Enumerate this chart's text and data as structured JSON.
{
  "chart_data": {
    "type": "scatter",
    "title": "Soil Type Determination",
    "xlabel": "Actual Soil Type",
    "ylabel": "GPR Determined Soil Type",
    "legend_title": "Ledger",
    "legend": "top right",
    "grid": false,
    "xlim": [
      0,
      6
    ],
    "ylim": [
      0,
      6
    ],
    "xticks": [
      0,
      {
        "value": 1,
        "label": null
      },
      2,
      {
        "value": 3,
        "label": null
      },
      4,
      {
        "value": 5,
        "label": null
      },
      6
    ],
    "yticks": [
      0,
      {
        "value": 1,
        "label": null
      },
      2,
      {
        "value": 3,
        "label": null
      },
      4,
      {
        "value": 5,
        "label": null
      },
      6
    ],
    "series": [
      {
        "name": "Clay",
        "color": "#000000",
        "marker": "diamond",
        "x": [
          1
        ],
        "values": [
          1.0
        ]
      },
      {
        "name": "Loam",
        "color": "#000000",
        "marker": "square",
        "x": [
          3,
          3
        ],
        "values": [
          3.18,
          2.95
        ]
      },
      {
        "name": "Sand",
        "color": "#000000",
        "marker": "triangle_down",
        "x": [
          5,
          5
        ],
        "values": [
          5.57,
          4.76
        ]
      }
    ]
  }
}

(TASK REQUIREMENTS) In the records above, find each line with the word "Soil" and copy it.

(SOLUTION BELOW)
    "title": "Soil Type Determination",
    "xlabel": "Actual Soil Type",
    "ylabel": "GPR Determined Soil Type",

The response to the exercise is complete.